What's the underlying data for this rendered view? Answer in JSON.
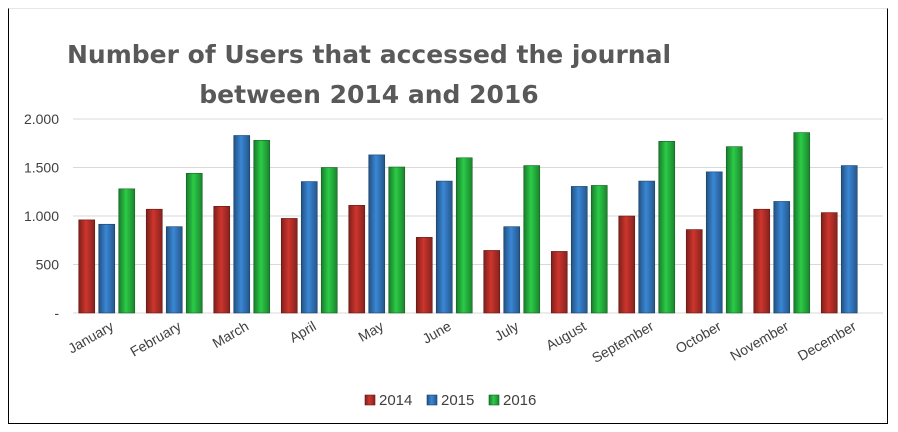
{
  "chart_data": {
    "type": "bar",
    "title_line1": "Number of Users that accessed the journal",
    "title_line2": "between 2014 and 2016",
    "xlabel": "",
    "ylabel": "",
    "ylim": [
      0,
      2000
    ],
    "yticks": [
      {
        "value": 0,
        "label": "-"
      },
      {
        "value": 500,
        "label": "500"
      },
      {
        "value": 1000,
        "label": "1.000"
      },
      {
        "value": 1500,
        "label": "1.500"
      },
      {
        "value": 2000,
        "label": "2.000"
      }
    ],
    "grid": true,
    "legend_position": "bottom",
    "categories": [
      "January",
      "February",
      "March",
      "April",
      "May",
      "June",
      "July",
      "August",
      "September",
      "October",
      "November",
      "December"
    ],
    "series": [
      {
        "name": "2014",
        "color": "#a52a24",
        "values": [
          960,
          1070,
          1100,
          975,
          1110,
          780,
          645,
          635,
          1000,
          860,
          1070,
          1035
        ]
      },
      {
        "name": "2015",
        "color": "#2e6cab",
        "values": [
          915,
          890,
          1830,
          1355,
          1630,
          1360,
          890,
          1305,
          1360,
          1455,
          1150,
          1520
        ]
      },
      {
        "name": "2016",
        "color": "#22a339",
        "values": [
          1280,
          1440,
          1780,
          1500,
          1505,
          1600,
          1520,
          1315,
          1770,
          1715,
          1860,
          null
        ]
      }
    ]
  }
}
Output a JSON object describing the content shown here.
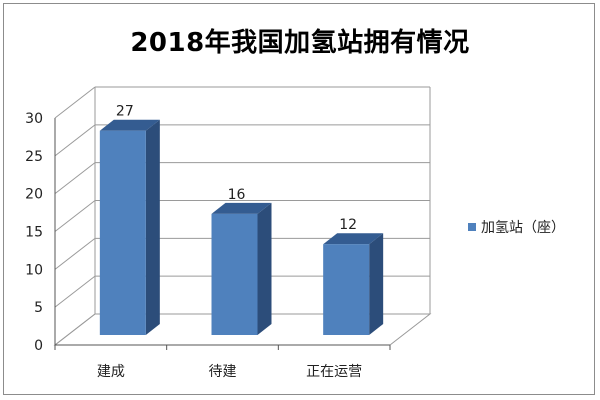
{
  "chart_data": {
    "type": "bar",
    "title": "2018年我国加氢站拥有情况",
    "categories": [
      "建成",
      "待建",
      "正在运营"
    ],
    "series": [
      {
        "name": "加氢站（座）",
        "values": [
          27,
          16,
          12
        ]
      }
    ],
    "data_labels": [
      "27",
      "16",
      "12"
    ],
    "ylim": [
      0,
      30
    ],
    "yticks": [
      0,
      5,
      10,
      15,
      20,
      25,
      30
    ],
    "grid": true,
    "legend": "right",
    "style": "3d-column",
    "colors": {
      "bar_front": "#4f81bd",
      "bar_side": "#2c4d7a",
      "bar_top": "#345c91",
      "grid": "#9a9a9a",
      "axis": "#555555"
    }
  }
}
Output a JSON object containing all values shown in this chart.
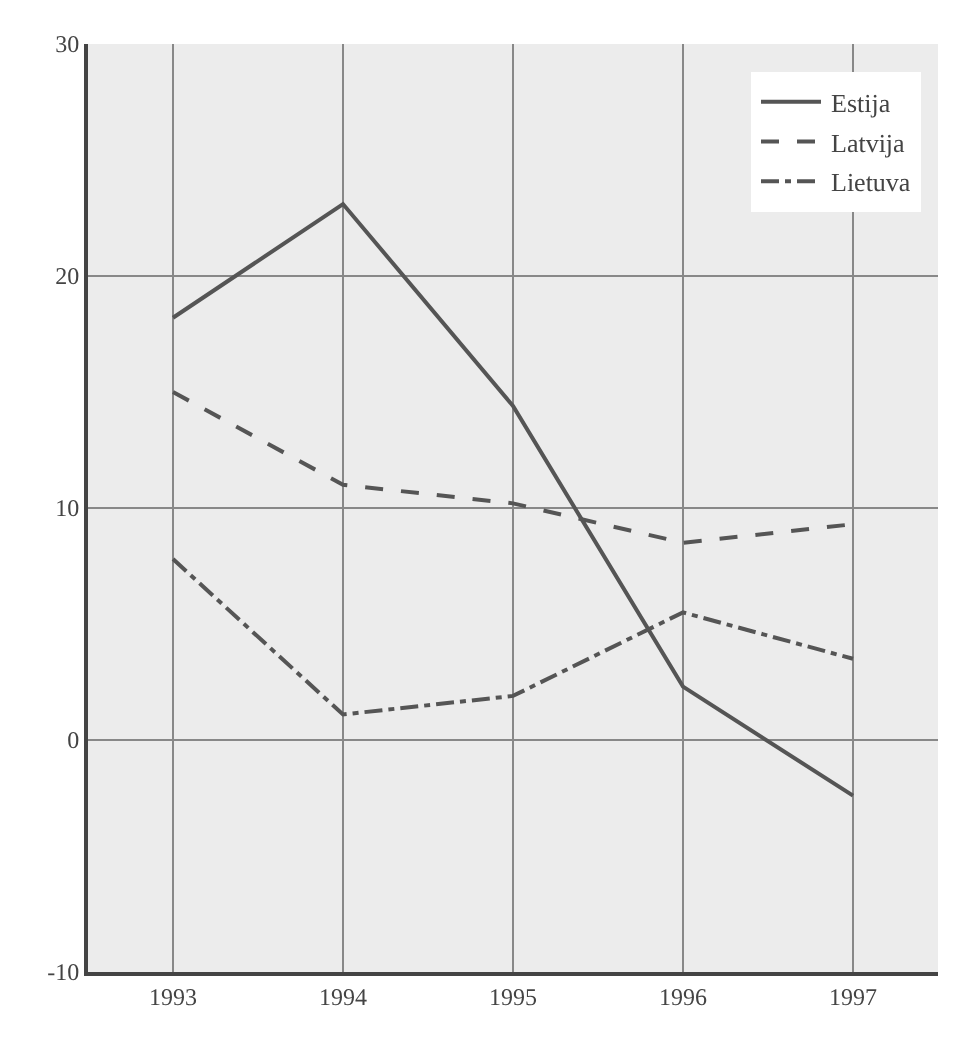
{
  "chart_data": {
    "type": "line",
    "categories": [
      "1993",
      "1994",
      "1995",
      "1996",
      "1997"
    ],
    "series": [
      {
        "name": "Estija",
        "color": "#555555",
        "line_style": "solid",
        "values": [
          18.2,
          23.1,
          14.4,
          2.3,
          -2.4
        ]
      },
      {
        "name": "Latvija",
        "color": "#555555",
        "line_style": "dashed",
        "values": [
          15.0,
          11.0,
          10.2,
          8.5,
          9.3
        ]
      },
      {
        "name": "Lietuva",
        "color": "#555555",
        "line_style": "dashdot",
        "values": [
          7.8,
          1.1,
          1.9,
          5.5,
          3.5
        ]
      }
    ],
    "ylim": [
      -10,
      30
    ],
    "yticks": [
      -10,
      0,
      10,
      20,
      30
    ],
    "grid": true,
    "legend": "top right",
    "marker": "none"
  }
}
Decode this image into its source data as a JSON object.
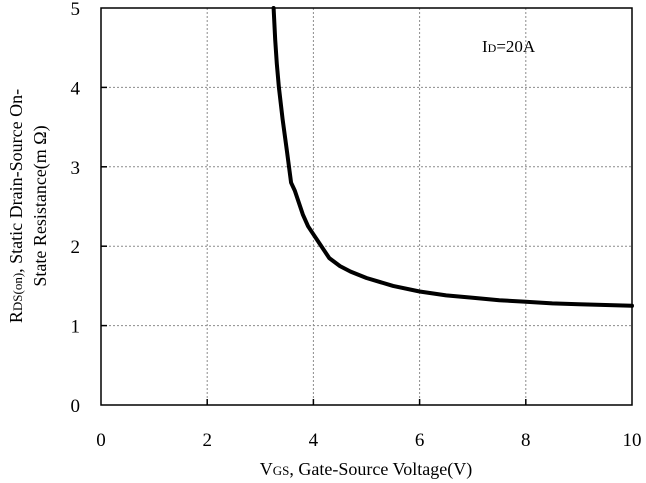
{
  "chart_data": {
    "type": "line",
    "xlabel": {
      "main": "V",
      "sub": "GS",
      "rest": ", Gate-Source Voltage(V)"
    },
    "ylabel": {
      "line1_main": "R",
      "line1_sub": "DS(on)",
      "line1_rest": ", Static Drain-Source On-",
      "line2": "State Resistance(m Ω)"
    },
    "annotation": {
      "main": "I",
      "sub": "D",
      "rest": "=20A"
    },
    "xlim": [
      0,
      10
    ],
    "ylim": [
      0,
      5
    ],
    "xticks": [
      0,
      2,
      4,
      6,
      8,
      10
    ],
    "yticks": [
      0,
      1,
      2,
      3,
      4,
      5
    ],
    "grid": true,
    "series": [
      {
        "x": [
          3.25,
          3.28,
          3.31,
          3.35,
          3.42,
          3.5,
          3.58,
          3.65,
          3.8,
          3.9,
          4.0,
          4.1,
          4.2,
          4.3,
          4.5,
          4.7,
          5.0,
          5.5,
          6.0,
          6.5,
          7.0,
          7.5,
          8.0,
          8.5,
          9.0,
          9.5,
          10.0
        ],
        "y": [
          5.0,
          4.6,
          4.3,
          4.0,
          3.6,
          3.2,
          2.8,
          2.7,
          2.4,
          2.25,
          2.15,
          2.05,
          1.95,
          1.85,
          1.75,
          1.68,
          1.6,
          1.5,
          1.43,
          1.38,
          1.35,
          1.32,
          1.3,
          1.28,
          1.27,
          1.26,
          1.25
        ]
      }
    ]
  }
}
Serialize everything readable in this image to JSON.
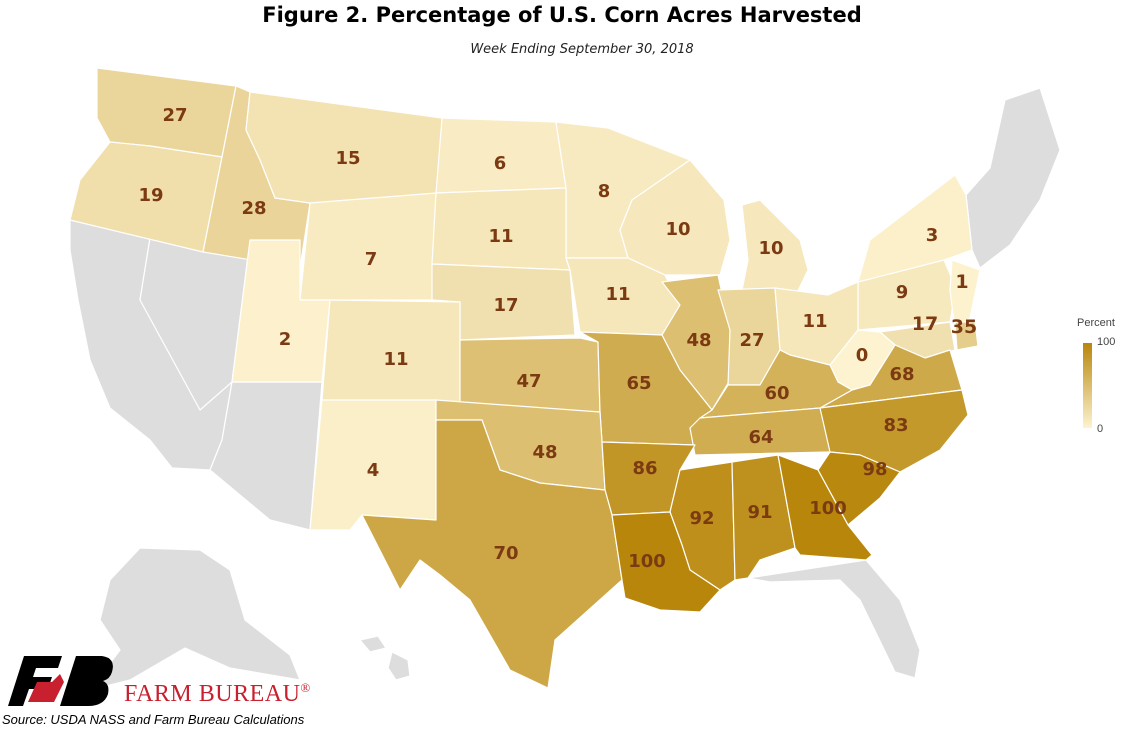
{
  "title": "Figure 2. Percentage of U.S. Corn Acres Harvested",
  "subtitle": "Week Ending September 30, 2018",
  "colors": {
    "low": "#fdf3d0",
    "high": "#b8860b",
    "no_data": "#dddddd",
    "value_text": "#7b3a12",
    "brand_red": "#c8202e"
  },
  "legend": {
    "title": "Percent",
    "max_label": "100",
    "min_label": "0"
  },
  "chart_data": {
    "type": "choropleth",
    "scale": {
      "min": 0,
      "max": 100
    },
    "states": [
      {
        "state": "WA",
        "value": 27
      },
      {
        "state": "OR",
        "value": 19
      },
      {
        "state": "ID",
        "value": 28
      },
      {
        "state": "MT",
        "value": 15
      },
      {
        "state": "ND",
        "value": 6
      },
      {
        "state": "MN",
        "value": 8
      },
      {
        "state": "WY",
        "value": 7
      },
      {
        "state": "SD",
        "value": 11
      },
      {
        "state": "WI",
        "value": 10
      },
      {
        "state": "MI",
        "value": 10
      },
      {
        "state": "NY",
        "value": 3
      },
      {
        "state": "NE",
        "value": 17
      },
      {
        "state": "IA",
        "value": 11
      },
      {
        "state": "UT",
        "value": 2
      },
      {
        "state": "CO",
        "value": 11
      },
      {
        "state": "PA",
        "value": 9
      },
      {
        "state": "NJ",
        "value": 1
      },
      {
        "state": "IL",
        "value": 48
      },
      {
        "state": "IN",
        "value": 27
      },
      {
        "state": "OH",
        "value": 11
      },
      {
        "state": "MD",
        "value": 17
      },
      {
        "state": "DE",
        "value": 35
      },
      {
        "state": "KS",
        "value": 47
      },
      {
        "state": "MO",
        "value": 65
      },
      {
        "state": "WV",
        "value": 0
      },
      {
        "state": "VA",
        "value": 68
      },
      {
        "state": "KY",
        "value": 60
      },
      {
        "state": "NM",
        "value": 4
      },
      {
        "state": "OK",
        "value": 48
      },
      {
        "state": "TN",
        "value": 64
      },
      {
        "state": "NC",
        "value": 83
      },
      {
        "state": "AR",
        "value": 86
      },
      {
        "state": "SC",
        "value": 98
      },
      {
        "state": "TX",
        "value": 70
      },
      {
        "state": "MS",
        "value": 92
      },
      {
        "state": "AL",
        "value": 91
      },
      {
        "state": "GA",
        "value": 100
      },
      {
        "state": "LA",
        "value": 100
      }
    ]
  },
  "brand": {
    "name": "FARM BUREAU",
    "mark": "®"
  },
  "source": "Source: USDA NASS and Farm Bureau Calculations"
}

* _DO THIS_
Reproduce the full listing above verbatim, with no pictures included.

* _WRITTEN ANSWER_
What's the underlying data for this rendered view? Answer in JSON.
{
  "chart_data": {
    "type": "bar",
    "title_line1": "Number of Users that accessed the journal",
    "title_line2": "between 2014 and 2016",
    "xlabel": "",
    "ylabel": "",
    "ylim": [
      0,
      2000
    ],
    "yticks": [
      {
        "value": 0,
        "label": "-"
      },
      {
        "value": 500,
        "label": "500"
      },
      {
        "value": 1000,
        "label": "1.000"
      },
      {
        "value": 1500,
        "label": "1.500"
      },
      {
        "value": 2000,
        "label": "2.000"
      }
    ],
    "grid": true,
    "legend_position": "bottom",
    "categories": [
      "January",
      "February",
      "March",
      "April",
      "May",
      "June",
      "July",
      "August",
      "September",
      "October",
      "November",
      "December"
    ],
    "series": [
      {
        "name": "2014",
        "color": "#a52a24",
        "values": [
          960,
          1070,
          1100,
          975,
          1110,
          780,
          645,
          635,
          1000,
          860,
          1070,
          1035
        ]
      },
      {
        "name": "2015",
        "color": "#2e6cab",
        "values": [
          915,
          890,
          1830,
          1355,
          1630,
          1360,
          890,
          1305,
          1360,
          1455,
          1150,
          1520
        ]
      },
      {
        "name": "2016",
        "color": "#22a339",
        "values": [
          1280,
          1440,
          1780,
          1500,
          1505,
          1600,
          1520,
          1315,
          1770,
          1715,
          1860,
          null
        ]
      }
    ]
  }
}
Output a JSON object describing the content shown here.
{
  "chart_data": {
    "type": "bar",
    "title": "2018年我国加氢站拥有情况",
    "categories": [
      "建成",
      "待建",
      "正在运营"
    ],
    "series": [
      {
        "name": "加氢站（座）",
        "values": [
          27,
          16,
          12
        ]
      }
    ],
    "data_labels": [
      "27",
      "16",
      "12"
    ],
    "ylim": [
      0,
      30
    ],
    "yticks": [
      0,
      5,
      10,
      15,
      20,
      25,
      30
    ],
    "grid": true,
    "legend": "right",
    "style": "3d-column",
    "colors": {
      "bar_front": "#4f81bd",
      "bar_side": "#2c4d7a",
      "bar_top": "#345c91",
      "grid": "#9a9a9a",
      "axis": "#555555"
    }
  }
}
Output a JSON object containing all values shown in this chart.
{
  "chart_data": {
    "type": "line",
    "categories": [
      "1993",
      "1994",
      "1995",
      "1996",
      "1997"
    ],
    "series": [
      {
        "name": "Estija",
        "color": "#555555",
        "line_style": "solid",
        "values": [
          18.2,
          23.1,
          14.4,
          2.3,
          -2.4
        ]
      },
      {
        "name": "Latvija",
        "color": "#555555",
        "line_style": "dashed",
        "values": [
          15.0,
          11.0,
          10.2,
          8.5,
          9.3
        ]
      },
      {
        "name": "Lietuva",
        "color": "#555555",
        "line_style": "dashdot",
        "values": [
          7.8,
          1.1,
          1.9,
          5.5,
          3.5
        ]
      }
    ],
    "ylim": [
      -10,
      30
    ],
    "yticks": [
      -10,
      0,
      10,
      20,
      30
    ],
    "grid": true,
    "legend": "top right",
    "marker": "none"
  }
}
Decode this image into its source data as a JSON object.
{
  "chart_data": {
    "type": "line",
    "xlabel": {
      "main": "V",
      "sub": "GS",
      "rest": ", Gate-Source Voltage(V)"
    },
    "ylabel": {
      "line1_main": "R",
      "line1_sub": "DS(on)",
      "line1_rest": ", Static Drain-Source On-",
      "line2": "State Resistance(m Ω)"
    },
    "annotation": {
      "main": "I",
      "sub": "D",
      "rest": "=20A"
    },
    "xlim": [
      0,
      10
    ],
    "ylim": [
      0,
      5
    ],
    "xticks": [
      0,
      2,
      4,
      6,
      8,
      10
    ],
    "yticks": [
      0,
      1,
      2,
      3,
      4,
      5
    ],
    "grid": true,
    "series": [
      {
        "x": [
          3.25,
          3.28,
          3.31,
          3.35,
          3.42,
          3.5,
          3.58,
          3.65,
          3.8,
          3.9,
          4.0,
          4.1,
          4.2,
          4.3,
          4.5,
          4.7,
          5.0,
          5.5,
          6.0,
          6.5,
          7.0,
          7.5,
          8.0,
          8.5,
          9.0,
          9.5,
          10.0
        ],
        "y": [
          5.0,
          4.6,
          4.3,
          4.0,
          3.6,
          3.2,
          2.8,
          2.7,
          2.4,
          2.25,
          2.15,
          2.05,
          1.95,
          1.85,
          1.75,
          1.68,
          1.6,
          1.5,
          1.43,
          1.38,
          1.35,
          1.32,
          1.3,
          1.28,
          1.27,
          1.26,
          1.25
        ]
      }
    ]
  }
}
Serialize everything readable in this image to JSON.
{
  "title": "Figure 2. Percentage of U.S. Corn Acres Harvested",
  "subtitle": "Week Ending September 30, 2018",
  "colors": {
    "low": "#fdf3d0",
    "high": "#b8860b",
    "no_data": "#dddddd",
    "value_text": "#7b3a12",
    "brand_red": "#c8202e"
  },
  "legend": {
    "title": "Percent",
    "max_label": "100",
    "min_label": "0"
  },
  "chart_data": {
    "type": "choropleth",
    "scale": {
      "min": 0,
      "max": 100
    },
    "states": [
      {
        "state": "WA",
        "value": 27
      },
      {
        "state": "OR",
        "value": 19
      },
      {
        "state": "ID",
        "value": 28
      },
      {
        "state": "MT",
        "value": 15
      },
      {
        "state": "ND",
        "value": 6
      },
      {
        "state": "MN",
        "value": 8
      },
      {
        "state": "WY",
        "value": 7
      },
      {
        "state": "SD",
        "value": 11
      },
      {
        "state": "WI",
        "value": 10
      },
      {
        "state": "MI",
        "value": 10
      },
      {
        "state": "NY",
        "value": 3
      },
      {
        "state": "NE",
        "value": 17
      },
      {
        "state": "IA",
        "value": 11
      },
      {
        "state": "UT",
        "value": 2
      },
      {
        "state": "CO",
        "value": 11
      },
      {
        "state": "PA",
        "value": 9
      },
      {
        "state": "NJ",
        "value": 1
      },
      {
        "state": "IL",
        "value": 48
      },
      {
        "state": "IN",
        "value": 27
      },
      {
        "state": "OH",
        "value": 11
      },
      {
        "state": "MD",
        "value": 17
      },
      {
        "state": "DE",
        "value": 35
      },
      {
        "state": "KS",
        "value": 47
      },
      {
        "state": "MO",
        "value": 65
      },
      {
        "state": "WV",
        "value": 0
      },
      {
        "state": "VA",
        "value": 68
      },
      {
        "state": "KY",
        "value": 60
      },
      {
        "state": "NM",
        "value": 4
      },
      {
        "state": "OK",
        "value": 48
      },
      {
        "state": "TN",
        "value": 64
      },
      {
        "state": "NC",
        "value": 83
      },
      {
        "state": "AR",
        "value": 86
      },
      {
        "state": "SC",
        "value": 98
      },
      {
        "state": "TX",
        "value": 70
      },
      {
        "state": "MS",
        "value": 92
      },
      {
        "state": "AL",
        "value": 91
      },
      {
        "state": "GA",
        "value": 100
      },
      {
        "state": "LA",
        "value": 100
      }
    ]
  },
  "brand": {
    "name": "FARM BUREAU",
    "mark": "®"
  },
  "source": "Source: USDA NASS and Farm Bureau Calculations"
}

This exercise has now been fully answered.